### CHALLENGE
Set out every line bearing the string "this".

[Dataset items]

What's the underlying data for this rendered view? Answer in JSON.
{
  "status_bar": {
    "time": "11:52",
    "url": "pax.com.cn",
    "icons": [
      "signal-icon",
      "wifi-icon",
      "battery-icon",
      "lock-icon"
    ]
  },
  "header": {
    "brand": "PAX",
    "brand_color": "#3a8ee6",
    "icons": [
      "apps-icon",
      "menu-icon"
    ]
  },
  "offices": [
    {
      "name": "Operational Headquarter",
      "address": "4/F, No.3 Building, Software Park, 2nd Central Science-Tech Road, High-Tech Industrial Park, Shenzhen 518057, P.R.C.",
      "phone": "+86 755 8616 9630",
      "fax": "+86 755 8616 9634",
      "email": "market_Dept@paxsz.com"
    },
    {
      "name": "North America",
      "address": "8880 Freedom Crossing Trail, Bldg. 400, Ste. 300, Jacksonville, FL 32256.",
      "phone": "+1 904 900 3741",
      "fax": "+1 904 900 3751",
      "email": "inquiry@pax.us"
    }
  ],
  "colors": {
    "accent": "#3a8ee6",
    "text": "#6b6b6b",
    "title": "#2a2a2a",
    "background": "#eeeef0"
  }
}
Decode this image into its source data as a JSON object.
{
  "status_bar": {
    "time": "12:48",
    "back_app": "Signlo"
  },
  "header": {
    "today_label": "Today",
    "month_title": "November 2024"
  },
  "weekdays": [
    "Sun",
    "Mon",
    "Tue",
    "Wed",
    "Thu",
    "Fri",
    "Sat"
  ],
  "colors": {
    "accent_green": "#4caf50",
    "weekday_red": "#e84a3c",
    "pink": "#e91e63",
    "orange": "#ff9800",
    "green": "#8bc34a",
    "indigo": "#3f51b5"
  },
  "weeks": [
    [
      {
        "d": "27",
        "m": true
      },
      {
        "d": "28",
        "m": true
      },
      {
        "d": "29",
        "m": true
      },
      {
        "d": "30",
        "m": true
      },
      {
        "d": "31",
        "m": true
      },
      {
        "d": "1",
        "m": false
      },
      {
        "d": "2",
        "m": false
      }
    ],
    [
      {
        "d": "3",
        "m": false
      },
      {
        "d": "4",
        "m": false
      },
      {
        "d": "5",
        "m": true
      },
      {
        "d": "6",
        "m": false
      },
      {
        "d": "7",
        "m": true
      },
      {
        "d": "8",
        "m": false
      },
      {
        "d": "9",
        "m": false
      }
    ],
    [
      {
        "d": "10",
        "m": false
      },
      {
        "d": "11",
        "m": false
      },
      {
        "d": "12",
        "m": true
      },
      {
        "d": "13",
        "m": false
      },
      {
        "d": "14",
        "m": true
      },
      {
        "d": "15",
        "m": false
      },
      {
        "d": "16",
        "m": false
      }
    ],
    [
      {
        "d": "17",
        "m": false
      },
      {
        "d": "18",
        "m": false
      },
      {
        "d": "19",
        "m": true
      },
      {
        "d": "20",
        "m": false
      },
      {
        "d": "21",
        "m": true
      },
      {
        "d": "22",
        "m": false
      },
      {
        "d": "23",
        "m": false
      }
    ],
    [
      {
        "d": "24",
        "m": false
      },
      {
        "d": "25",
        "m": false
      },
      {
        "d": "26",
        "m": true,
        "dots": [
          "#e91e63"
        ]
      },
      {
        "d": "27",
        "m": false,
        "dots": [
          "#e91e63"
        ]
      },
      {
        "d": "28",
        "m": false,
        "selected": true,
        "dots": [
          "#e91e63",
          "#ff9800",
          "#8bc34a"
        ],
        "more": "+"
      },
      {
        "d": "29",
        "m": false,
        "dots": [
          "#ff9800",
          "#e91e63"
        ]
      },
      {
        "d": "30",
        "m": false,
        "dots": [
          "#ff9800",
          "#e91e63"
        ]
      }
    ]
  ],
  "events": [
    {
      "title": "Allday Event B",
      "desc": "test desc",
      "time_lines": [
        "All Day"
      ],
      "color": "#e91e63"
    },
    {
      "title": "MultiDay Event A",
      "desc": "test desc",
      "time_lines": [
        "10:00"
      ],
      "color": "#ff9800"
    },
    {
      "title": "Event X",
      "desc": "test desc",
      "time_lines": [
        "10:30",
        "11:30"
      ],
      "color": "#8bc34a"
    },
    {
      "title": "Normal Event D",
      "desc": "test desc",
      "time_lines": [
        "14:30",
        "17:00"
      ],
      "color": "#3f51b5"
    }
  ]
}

### EXPECTED OUTPUT
What's the underlying data for this rendered view? Answer in JSON.
Decode this image into its source data as a JSON object.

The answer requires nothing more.